(Extracted records)

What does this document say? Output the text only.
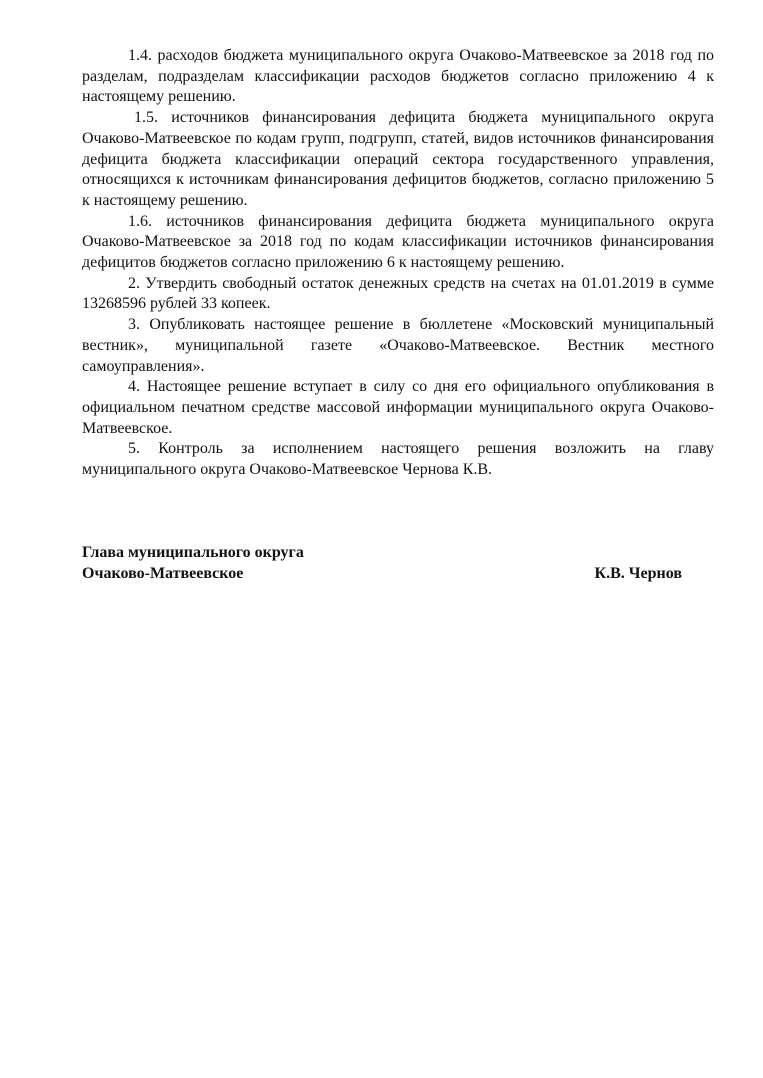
1.4. расходов бюджета муниципального округа Очаково-Матвеевское за 2018 год по разделам, подразделам классификации расходов бюджетов согласно приложению 4 к настоящему решению.

1.5. источников финансирования дефицита бюджета муниципального округа Очаково-Матвеевское по кодам групп, подгрупп, статей, видов источников финансирования дефицита бюджета классификации операций сектора государственного управления, относящихся к источникам финансирования дефицитов бюджетов, согласно приложению 5 к настоящему решению.

1.6. источников финансирования дефицита бюджета муниципального округа Очаково-Матвеевское за 2018 год по кодам классификации источников финансирования дефицитов бюджетов согласно приложению 6 к настоящему решению.

2. Утвердить свободный остаток денежных средств на счетах на 01.01.2019 в сумме 13268596 рублей 33 копеек.

3. Опубликовать настоящее решение в бюллетене «Московский муниципальный вестник», муниципальной газете «Очаково-Матвеевское. Вестник местного самоуправления».

4. Настоящее решение вступает в силу со дня его официального опубликования в официальном печатном средстве массовой информации муниципального округа Очаково-Матвеевское.

5. Контроль за исполнением настоящего решения возложить на главу муниципального округа Очаково-Матвеевское Чернова К.В.

Глава муниципального округа
Очаково-Матвеевское	К.В. Чернов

§ STATED TASK:
Search the data for the string "согласно". List each line that has it.

§ RESULT OF THE EXERCISE:
1.4. расходов бюджета муниципального округа Очаково-Матвеевское за 2018 год по разделам, подразделам классификации расходов бюджетов согласно приложению 4 к настоящему решению.
1.5. источников финансирования дефицита бюджета муниципального округа Очаково-Матвеевское по кодам групп, подгрупп, статей, видов источников финансирования дефицита бюджета классификации операций сектора государственного управления, относящихся к источникам финансирования дефицитов бюджетов, согласно приложению 5 к настоящему решению.
1.6. источников финансирования дефицита бюджета муниципального округа Очаково-Матвеевское за 2018 год по кодам классификации источников финансирования дефицитов бюджетов согласно приложению 6 к настоящему решению.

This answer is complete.